──────── PROVIDED DATA ────────

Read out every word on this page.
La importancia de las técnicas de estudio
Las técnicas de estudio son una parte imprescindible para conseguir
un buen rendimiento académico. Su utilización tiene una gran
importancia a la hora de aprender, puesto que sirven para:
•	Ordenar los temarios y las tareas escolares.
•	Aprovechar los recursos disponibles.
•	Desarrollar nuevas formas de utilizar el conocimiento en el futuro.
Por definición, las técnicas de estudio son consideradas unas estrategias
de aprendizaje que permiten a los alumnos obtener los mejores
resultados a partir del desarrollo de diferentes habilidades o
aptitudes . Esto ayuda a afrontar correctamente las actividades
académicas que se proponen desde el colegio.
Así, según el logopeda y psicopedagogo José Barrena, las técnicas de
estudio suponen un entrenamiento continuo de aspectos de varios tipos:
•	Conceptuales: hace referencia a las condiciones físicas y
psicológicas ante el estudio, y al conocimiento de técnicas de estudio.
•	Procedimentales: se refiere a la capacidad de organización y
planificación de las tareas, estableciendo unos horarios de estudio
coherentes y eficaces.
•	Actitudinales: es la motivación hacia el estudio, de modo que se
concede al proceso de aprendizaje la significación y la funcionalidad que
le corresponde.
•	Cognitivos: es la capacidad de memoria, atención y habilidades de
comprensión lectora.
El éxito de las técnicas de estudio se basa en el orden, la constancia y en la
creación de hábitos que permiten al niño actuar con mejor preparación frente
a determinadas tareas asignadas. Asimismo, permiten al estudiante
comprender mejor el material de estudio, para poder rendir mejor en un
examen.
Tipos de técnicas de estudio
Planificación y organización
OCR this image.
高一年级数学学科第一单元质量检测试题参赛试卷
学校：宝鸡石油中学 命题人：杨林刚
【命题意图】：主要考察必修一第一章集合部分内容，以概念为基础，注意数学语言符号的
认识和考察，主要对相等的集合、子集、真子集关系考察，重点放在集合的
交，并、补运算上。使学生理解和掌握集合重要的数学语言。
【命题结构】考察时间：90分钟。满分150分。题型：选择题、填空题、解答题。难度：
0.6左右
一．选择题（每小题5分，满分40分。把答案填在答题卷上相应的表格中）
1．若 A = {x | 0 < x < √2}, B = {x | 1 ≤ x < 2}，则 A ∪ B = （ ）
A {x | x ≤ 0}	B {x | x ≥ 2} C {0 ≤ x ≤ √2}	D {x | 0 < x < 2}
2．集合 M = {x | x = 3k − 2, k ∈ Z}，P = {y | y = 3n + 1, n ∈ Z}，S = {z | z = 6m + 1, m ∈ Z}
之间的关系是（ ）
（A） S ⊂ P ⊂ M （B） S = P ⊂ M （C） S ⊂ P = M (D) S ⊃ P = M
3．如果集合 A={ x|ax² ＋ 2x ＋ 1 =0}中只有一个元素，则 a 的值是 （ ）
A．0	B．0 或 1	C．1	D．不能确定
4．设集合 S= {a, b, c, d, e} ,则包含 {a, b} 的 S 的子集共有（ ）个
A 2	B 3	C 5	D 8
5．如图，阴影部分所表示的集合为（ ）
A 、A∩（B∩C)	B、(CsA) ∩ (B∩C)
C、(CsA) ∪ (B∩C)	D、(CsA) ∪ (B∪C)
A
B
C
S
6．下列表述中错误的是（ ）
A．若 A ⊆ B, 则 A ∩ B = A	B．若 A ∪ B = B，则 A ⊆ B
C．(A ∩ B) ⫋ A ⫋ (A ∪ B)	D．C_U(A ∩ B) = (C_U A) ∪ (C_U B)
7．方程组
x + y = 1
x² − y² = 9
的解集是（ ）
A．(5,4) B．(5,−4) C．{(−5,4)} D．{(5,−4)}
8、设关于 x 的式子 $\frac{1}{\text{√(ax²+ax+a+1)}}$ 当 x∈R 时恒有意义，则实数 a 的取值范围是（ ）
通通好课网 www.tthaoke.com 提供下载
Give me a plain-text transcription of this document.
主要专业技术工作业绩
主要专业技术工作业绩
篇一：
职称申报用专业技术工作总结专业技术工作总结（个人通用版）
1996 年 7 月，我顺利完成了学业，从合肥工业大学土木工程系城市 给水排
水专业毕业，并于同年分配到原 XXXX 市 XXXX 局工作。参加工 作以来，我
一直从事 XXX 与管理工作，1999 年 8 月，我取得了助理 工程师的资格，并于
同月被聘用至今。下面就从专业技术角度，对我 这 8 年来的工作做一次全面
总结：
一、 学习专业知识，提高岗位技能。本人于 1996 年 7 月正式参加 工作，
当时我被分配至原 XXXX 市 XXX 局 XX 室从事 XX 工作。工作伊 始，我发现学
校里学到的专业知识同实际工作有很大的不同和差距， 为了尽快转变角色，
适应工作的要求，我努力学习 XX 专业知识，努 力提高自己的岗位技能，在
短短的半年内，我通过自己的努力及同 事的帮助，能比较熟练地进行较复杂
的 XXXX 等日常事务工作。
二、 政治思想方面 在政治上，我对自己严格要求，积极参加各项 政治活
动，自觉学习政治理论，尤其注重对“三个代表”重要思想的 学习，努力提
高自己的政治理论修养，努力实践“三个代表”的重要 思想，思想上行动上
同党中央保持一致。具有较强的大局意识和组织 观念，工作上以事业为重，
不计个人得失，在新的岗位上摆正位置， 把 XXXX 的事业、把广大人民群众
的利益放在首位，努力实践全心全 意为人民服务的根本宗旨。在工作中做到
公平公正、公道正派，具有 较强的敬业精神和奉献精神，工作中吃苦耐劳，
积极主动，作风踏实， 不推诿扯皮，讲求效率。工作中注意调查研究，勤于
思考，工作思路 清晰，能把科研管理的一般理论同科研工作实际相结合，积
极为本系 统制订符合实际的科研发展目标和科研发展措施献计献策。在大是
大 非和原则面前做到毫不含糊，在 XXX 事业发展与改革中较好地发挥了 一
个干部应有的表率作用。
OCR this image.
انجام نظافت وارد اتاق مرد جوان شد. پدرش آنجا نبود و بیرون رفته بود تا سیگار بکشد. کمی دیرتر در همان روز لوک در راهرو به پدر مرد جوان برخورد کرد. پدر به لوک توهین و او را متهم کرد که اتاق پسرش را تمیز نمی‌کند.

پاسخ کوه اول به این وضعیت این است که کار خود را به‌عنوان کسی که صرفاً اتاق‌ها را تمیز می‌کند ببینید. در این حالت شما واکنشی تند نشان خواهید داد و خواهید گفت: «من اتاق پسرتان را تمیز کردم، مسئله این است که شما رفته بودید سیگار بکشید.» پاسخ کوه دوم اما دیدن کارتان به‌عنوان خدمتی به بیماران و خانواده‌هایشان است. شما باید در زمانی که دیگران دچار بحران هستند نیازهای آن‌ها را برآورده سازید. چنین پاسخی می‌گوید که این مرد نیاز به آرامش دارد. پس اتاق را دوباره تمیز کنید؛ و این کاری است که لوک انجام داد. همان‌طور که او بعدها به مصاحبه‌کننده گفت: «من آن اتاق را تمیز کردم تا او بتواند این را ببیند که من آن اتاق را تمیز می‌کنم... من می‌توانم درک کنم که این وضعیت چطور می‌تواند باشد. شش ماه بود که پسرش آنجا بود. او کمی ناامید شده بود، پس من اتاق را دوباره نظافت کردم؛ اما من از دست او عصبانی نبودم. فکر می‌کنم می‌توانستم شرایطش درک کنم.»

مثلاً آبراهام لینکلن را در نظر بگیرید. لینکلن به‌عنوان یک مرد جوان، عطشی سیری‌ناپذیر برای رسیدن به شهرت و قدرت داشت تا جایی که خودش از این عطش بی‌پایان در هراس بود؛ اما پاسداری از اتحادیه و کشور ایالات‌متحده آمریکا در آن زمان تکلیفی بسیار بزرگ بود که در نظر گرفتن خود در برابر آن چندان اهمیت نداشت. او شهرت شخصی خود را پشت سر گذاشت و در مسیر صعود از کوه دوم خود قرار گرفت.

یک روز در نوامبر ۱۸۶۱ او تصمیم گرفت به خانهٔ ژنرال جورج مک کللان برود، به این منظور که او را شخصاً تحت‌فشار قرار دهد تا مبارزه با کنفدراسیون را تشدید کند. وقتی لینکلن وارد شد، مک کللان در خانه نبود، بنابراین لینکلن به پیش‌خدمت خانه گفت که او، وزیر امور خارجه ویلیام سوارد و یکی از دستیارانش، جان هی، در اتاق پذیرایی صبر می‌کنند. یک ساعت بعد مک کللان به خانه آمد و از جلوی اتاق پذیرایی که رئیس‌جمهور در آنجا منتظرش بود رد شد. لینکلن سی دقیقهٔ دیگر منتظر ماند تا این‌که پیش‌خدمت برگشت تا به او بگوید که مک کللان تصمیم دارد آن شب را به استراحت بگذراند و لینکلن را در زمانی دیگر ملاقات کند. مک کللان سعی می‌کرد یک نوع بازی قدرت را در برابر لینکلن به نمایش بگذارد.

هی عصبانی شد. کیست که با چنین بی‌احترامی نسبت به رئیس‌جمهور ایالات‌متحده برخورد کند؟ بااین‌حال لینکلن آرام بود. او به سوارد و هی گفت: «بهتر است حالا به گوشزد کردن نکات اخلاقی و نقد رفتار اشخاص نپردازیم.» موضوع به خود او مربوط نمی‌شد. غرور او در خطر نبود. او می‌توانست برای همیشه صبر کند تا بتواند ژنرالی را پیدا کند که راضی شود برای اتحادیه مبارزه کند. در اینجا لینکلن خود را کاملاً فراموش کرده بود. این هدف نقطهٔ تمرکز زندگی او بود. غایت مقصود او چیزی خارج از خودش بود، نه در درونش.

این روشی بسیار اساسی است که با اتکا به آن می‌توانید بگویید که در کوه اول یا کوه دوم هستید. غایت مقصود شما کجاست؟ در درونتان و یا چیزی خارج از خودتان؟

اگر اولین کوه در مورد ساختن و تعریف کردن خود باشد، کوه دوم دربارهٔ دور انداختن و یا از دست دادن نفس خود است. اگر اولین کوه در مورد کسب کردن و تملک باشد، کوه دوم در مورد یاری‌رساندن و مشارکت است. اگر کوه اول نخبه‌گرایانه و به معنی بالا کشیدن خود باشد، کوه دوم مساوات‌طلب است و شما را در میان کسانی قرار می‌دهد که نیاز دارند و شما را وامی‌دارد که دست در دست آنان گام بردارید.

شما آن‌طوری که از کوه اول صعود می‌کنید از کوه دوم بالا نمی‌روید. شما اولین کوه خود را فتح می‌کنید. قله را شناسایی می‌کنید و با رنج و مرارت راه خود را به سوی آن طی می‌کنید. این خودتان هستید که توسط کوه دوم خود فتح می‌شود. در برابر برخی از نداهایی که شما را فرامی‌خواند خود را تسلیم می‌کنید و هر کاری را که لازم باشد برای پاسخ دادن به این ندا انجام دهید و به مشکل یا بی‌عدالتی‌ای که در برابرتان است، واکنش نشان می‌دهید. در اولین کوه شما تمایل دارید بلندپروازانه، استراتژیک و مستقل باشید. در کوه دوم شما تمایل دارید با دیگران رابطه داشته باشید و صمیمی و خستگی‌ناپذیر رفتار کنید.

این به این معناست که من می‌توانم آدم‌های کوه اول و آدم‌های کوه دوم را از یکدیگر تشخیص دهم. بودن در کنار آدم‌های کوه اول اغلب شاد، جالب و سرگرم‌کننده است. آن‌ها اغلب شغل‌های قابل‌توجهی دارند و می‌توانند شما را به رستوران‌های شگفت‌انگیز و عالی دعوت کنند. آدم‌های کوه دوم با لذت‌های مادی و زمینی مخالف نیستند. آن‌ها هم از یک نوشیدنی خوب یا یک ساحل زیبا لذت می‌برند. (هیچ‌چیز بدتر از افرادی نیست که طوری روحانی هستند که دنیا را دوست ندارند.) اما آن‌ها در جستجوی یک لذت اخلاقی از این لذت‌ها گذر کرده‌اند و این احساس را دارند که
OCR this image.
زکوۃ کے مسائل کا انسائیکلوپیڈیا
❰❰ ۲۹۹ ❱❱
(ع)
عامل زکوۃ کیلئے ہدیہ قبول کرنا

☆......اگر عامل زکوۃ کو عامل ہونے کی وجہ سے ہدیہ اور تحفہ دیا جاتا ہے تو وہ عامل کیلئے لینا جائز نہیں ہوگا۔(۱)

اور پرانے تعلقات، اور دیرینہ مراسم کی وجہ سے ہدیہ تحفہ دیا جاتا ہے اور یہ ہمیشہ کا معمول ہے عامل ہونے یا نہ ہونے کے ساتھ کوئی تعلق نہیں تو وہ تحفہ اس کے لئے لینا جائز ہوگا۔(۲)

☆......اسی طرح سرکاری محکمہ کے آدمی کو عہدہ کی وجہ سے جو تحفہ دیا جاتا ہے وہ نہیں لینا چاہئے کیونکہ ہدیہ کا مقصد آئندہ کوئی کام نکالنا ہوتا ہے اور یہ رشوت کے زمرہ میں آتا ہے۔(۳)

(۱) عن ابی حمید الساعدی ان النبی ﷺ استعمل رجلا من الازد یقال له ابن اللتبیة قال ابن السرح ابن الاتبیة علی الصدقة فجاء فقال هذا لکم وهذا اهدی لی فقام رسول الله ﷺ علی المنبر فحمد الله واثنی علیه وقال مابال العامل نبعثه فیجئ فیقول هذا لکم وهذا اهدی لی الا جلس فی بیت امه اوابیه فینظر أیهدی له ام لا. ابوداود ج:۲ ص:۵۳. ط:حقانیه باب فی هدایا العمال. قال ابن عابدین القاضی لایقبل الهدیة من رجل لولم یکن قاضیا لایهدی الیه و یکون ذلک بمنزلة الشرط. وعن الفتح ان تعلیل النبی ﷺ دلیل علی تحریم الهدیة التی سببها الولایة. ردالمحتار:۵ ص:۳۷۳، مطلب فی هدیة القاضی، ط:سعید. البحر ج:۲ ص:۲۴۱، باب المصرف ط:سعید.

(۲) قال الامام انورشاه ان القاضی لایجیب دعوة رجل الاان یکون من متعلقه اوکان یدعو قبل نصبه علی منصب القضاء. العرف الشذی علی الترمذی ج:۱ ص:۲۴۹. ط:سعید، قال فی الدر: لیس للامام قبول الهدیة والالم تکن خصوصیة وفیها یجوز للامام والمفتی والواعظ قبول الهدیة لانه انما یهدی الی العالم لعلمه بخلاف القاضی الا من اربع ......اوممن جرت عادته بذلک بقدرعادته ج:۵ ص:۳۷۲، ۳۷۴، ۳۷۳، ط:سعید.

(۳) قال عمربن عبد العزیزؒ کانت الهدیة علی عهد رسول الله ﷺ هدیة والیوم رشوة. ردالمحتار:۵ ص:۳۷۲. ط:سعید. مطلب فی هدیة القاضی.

────────

YOUR TASK = Reproduce each line of the material containing the word "قبول".

RESPONSE =
عامل زکوۃ کیلئے ہدیہ قبول کرنا
(۲) قال الامام انورشاه ان القاضی لایجیب دعوة رجل الاان یکون من متعلقه اوکان یدعو قبل نصبه علی منصب القضاء. العرف الشذی علی الترمذی ج:۱ ص:۲۴۹. ط:سعید، قال فی الدر: لیس للامام قبول الهدیة والالم تکن خصوصیة وفیها یجوز للامام والمفتی والواعظ قبول الهدیة لانه انما یهدی الی العالم لعلمه بخلاف القاضی الا من اربع ......اوممن جرت عادته بذلک بقدرعادته ج:۵ ص:۳۷۲، ۳۷۴، ۳۷۳، ط:سعید.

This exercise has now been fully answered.